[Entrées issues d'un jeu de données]
>>

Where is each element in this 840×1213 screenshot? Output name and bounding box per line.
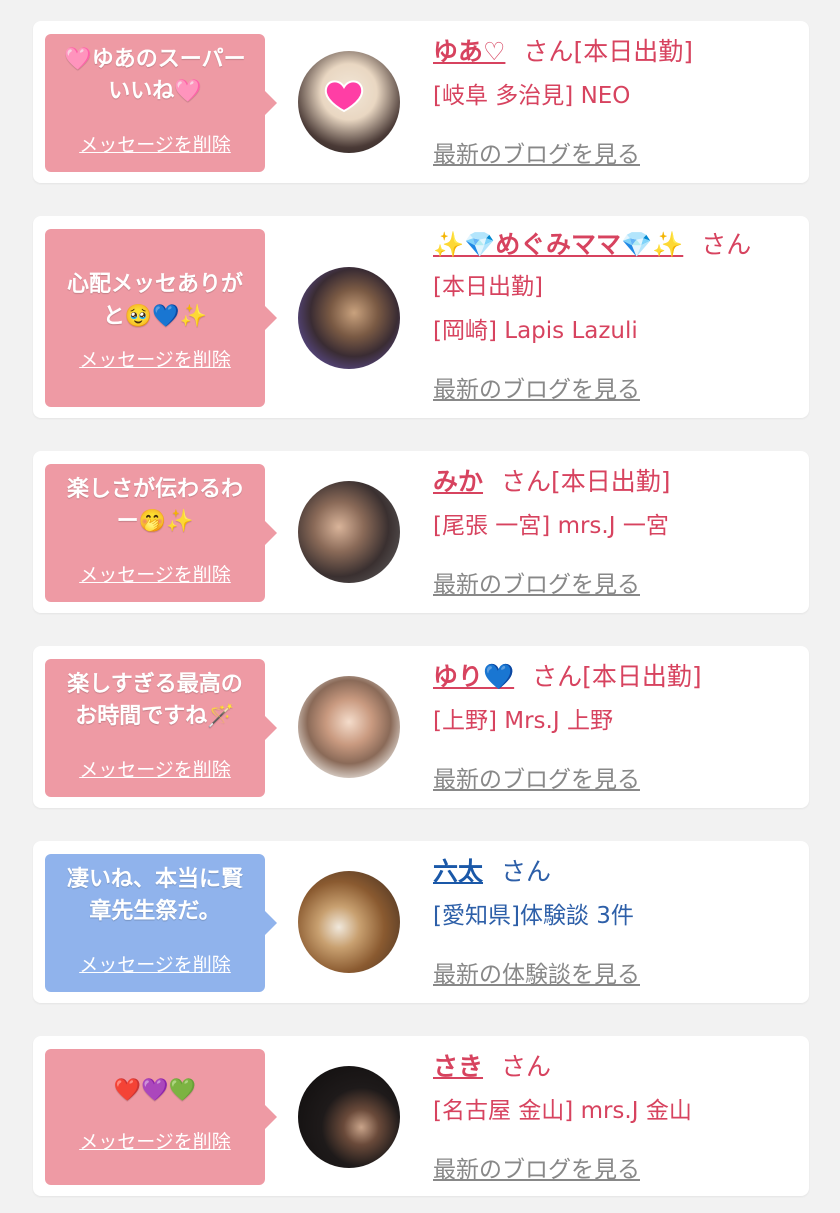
message-list: 🩷ゆあのスーパー いいね🩷 メッセージを削除 ゆあ♡ さん[本日出勤] [岐阜 多… [0,0,840,1213]
list-item: ❤️💜💚 メッセージを削除 さき さん [名古屋 金山] mrs.J 金山 最新の… [33,1036,809,1196]
honorific: さん [501,467,552,496]
honorific: さん [501,857,552,886]
avatar[interactable] [298,51,400,153]
cast-info: ✨💎めぐみママ💎✨ さん [本日出勤] [岡崎] Lapis Lazuli 最新の… [433,228,799,403]
cast-name-link[interactable]: みか [433,467,483,496]
list-item: 楽しすぎる最高の お時間ですね🪄 メッセージを削除 ゆり💙 さん[本日出勤] [上… [33,646,809,808]
cast-name-link[interactable]: ゆあ♡ [433,37,505,66]
cast-name-link[interactable]: さき [433,1052,483,1081]
shop-name: [岡崎] Lapis Lazuli [433,318,638,344]
honorific: さん [501,1052,552,1081]
delete-message-link[interactable]: メッセージを削除 [45,345,265,372]
reviewer-name-link[interactable]: 六太 [433,857,483,886]
message-text: 心配メッセありが と🥹💙✨ [66,272,243,329]
message-text: 凄いね、本当に賢 章先生祭だ。 [66,867,243,924]
list-item: 🩷ゆあのスーパー いいね🩷 メッセージを削除 ゆあ♡ さん[本日出勤] [岐阜 多… [33,21,809,183]
avatar[interactable] [298,871,400,973]
attendance-status: [本日出勤] [551,467,671,496]
latest-blog-link[interactable]: 最新のブログを見る [433,760,640,794]
shop-name: [岐阜 多治見] NEO [433,83,631,109]
shop-name: [名古屋 金山] mrs.J 金山 [433,1098,692,1124]
honorific: さん [523,37,574,66]
delete-message-link[interactable]: メッセージを削除 [45,755,265,782]
cast-info: みか さん[本日出勤] [尾張 一宮] mrs.J 一宮 最新のブログを見る [433,465,799,598]
list-item: 心配メッセありが と🥹💙✨ メッセージを削除 ✨💎めぐみママ💎✨ さん [本日出勤… [33,216,809,418]
heart-icon [324,80,364,113]
honorific: さん [701,230,752,259]
delete-message-link[interactable]: メッセージを削除 [45,950,265,977]
review-count: [愛知県]体験談 3件 [433,903,634,929]
message-bubble: 楽しすぎる最高の お時間ですね🪄 メッセージを削除 [45,659,277,797]
latest-blog-link[interactable]: 最新のブログを見る [433,565,640,599]
cast-info: ゆあ♡ さん[本日出勤] [岐阜 多治見] NEO 最新のブログを見る [433,35,799,168]
avatar[interactable] [298,676,400,778]
message-bubble: ❤️💜💚 メッセージを削除 [45,1049,277,1185]
message-text: 楽しさが伝わるわ ー🤭✨ [66,477,243,534]
message-bubble: 心配メッセありが と🥹💙✨ メッセージを削除 [45,229,277,407]
message-bubble: 楽しさが伝わるわ ー🤭✨ メッセージを削除 [45,464,277,602]
avatar[interactable] [298,1066,400,1168]
message-bubble: 凄いね、本当に賢 章先生祭だ。 メッセージを削除 [45,854,277,992]
honorific: さん [532,662,583,691]
delete-message-link[interactable]: メッセージを削除 [45,1127,265,1154]
delete-message-link[interactable]: メッセージを削除 [45,130,265,157]
attendance-status: [本日出勤] [573,37,693,66]
cast-info: ゆり💙 さん[本日出勤] [上野] Mrs.J 上野 最新のブログを見る [433,660,799,793]
shop-name: [尾張 一宮] mrs.J 一宮 [433,513,669,539]
cast-info: さき さん [名古屋 金山] mrs.J 金山 最新のブログを見る [433,1050,799,1183]
attendance-status: [本日出勤] [582,662,702,691]
latest-review-link[interactable]: 最新の体験談を見る [433,955,640,989]
avatar[interactable] [298,267,400,369]
delete-message-link[interactable]: メッセージを削除 [45,560,265,587]
list-item: 凄いね、本当に賢 章先生祭だ。 メッセージを削除 六太 さん [愛知県]体験談 3… [33,841,809,1003]
cast-name-link[interactable]: ゆり💙 [433,662,514,691]
latest-blog-link[interactable]: 最新のブログを見る [433,370,640,404]
message-bubble: 🩷ゆあのスーパー いいね🩷 メッセージを削除 [45,34,277,172]
shop-name: [上野] Mrs.J 上野 [433,708,613,734]
cast-name-link[interactable]: ✨💎めぐみママ💎✨ [433,230,683,259]
reviewer-info: 六太 さん [愛知県]体験談 3件 最新の体験談を見る [433,855,799,988]
message-text: 🩷ゆあのスーパー いいね🩷 [64,47,246,104]
attendance-status: [本日出勤] [433,274,543,300]
latest-blog-link[interactable]: 最新のブログを見る [433,1150,640,1184]
message-text: ❤️💜💚 [113,1078,197,1103]
latest-blog-link[interactable]: 最新のブログを見る [433,135,640,169]
avatar[interactable] [298,481,400,583]
message-text: 楽しすぎる最高の お時間ですね🪄 [67,672,243,729]
list-item: 楽しさが伝わるわ ー🤭✨ メッセージを削除 みか さん[本日出勤] [尾張 一宮]… [33,451,809,613]
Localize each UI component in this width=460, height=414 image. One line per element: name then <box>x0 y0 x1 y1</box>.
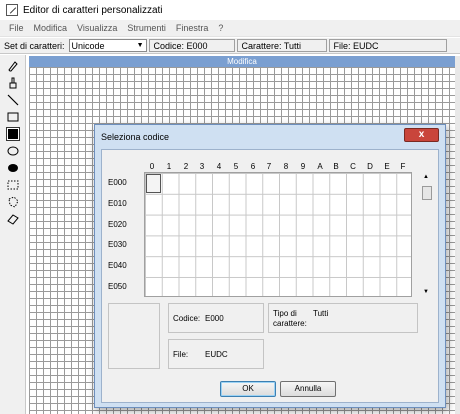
code-status-field: Codice: E000 <box>148 39 235 52</box>
column-header: 1 <box>166 162 172 171</box>
editor-right-edge <box>455 56 460 414</box>
column-header: 7 <box>266 162 272 171</box>
column-header: 0 <box>149 162 155 171</box>
scroll-down-icon[interactable]: ▼ <box>423 289 429 295</box>
code-grid-scrollbar[interactable]: ▲ ▼ <box>420 172 434 297</box>
file-value: EUDC <box>205 350 228 359</box>
menu-visualizza[interactable]: Visualizza <box>72 23 122 33</box>
charset-select[interactable]: Unicode ▼ <box>68 39 147 52</box>
line-tool-icon[interactable] <box>6 93 20 107</box>
toolbox <box>0 55 26 414</box>
row-header: E000 <box>108 178 127 187</box>
column-header: 8 <box>283 162 289 171</box>
row-header: E050 <box>108 282 127 291</box>
menu-strumenti[interactable]: Strumenti <box>122 23 171 33</box>
column-header: 5 <box>233 162 239 171</box>
pencil-tool-icon[interactable] <box>6 59 20 73</box>
column-header: F <box>400 162 406 171</box>
ok-button[interactable]: OK <box>220 381 276 397</box>
column-header: 3 <box>199 162 205 171</box>
type-value: Tutti <box>313 309 329 318</box>
brush-tool-icon[interactable] <box>6 76 20 90</box>
row-header: E040 <box>108 261 127 270</box>
select-code-dialog: Seleziona codice x 0 1 2 3 4 5 6 7 8 9 A… <box>94 124 446 408</box>
chevron-down-icon: ▼ <box>136 42 144 49</box>
column-header: 6 <box>250 162 256 171</box>
column-header: C <box>350 162 356 171</box>
menu-file[interactable]: File <box>4 23 29 33</box>
scroll-thumb[interactable] <box>422 186 432 200</box>
column-header: 2 <box>183 162 189 171</box>
freeform-select-tool-icon[interactable] <box>6 195 20 209</box>
file-info-panel: File: EUDC <box>168 339 264 369</box>
column-header: 9 <box>300 162 306 171</box>
code-label: Codice: <box>173 314 201 323</box>
dialog-body: 0 1 2 3 4 5 6 7 8 9 A B C D E F E000 E01… <box>101 149 439 403</box>
char-status-field: Carattere: Tutti <box>236 39 327 52</box>
code-info-panel: Codice: E000 <box>168 303 264 333</box>
column-header: D <box>367 162 373 171</box>
code-grid[interactable] <box>144 172 412 297</box>
charset-label: Set di caratteri: <box>4 40 65 51</box>
column-header: A <box>317 162 323 171</box>
code-value: E000 <box>205 314 224 323</box>
column-header: B <box>333 162 339 171</box>
menu-modifica[interactable]: Modifica <box>29 23 73 33</box>
hollow-ellipse-tool-icon[interactable] <box>6 144 20 158</box>
file-status-field: File: EUDC <box>328 39 447 52</box>
file-label: File: <box>173 350 189 359</box>
close-button[interactable]: x <box>404 128 439 142</box>
type-label: Tipo di carattere: <box>273 309 307 328</box>
scroll-up-icon[interactable]: ▲ <box>423 174 429 180</box>
menu-help[interactable]: ? <box>213 23 228 33</box>
dialog-title: Seleziona codice <box>101 132 170 142</box>
selected-code-cell[interactable] <box>146 174 161 193</box>
cancel-button[interactable]: Annulla <box>280 381 336 397</box>
column-header: 4 <box>216 162 222 171</box>
row-header: E030 <box>108 240 127 249</box>
glyph-preview <box>108 303 160 369</box>
app-icon <box>6 4 18 16</box>
filled-rectangle-tool-icon[interactable] <box>6 127 20 141</box>
info-bar: Set di caratteri: Unicode ▼ Codice: E000… <box>0 38 460 54</box>
filled-ellipse-tool-icon[interactable] <box>6 161 20 175</box>
type-info-panel: Tipo di carattere: Tutti <box>268 303 418 333</box>
eraser-tool-icon[interactable] <box>6 212 20 226</box>
window-title: Editor di caratteri personalizzati <box>23 4 163 16</box>
menu-bar: File Modifica Visualizza Strumenti Fines… <box>0 20 460 37</box>
editor-header: Modifica <box>29 56 455 67</box>
title-bar: Editor di caratteri personalizzati <box>0 0 460 20</box>
rect-select-tool-icon[interactable] <box>6 178 20 192</box>
charset-value: Unicode <box>71 40 105 51</box>
hollow-rectangle-tool-icon[interactable] <box>6 110 20 124</box>
row-header: E020 <box>108 220 127 229</box>
menu-finestra[interactable]: Finestra <box>171 23 214 33</box>
row-header: E010 <box>108 199 127 208</box>
column-header: E <box>384 162 390 171</box>
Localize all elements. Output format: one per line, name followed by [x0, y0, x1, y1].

<<

### TRAVAIL DEMANDÉ
Transcrivez en liste JSON de chaînes les lignes allant de celle qui contient « message-list: 🩷ゆあのスーパー いいね🩷 » jusqu'à celle qui contient « honorific: さん [501,1052,552,1081] » incluse, à raison d'une chaîne par ligne et sans les lignes vides.

### RÉSULTAT
[
  "message-list: 🩷ゆあのスーパー いいね🩷 メッセージを削除 ゆあ♡ さん[本日出勤] [岐阜 多… [0,0,840,1213]",
  "list-item: ❤️💜💚 メッセージを削除 さき さん [名古屋 金山] mrs.J 金山 最新の… [33,1036,809,1196]",
  "honorific: さん [501,467,552,496]",
  "honorific: さん [501,857,552,886]",
  "avatar[interactable] [298,51,400,153]",
  "cast-info: ✨💎めぐみママ💎✨ さん [本日出勤] [岡崎] Lapis Lazuli 最新の… [433,228,799,403]",
  "cast-name-link[interactable]: みか [433,467,483,496]",
  "list-item: 楽しすぎる最高の お時間ですね🪄 メッセージを削除 ゆり💙 さん[本日出勤] [上… [33,646,809,808]",
  "cast-name-link[interactable]: ゆあ♡ [433,37,505,66]",
  "cast-name-link[interactable]: さき [433,1052,483,1081]",
  "shop-name: [岡崎] Lapis Lazuli [433,318,638,344]",
  "honorific: さん [501,1052,552,1081]"
]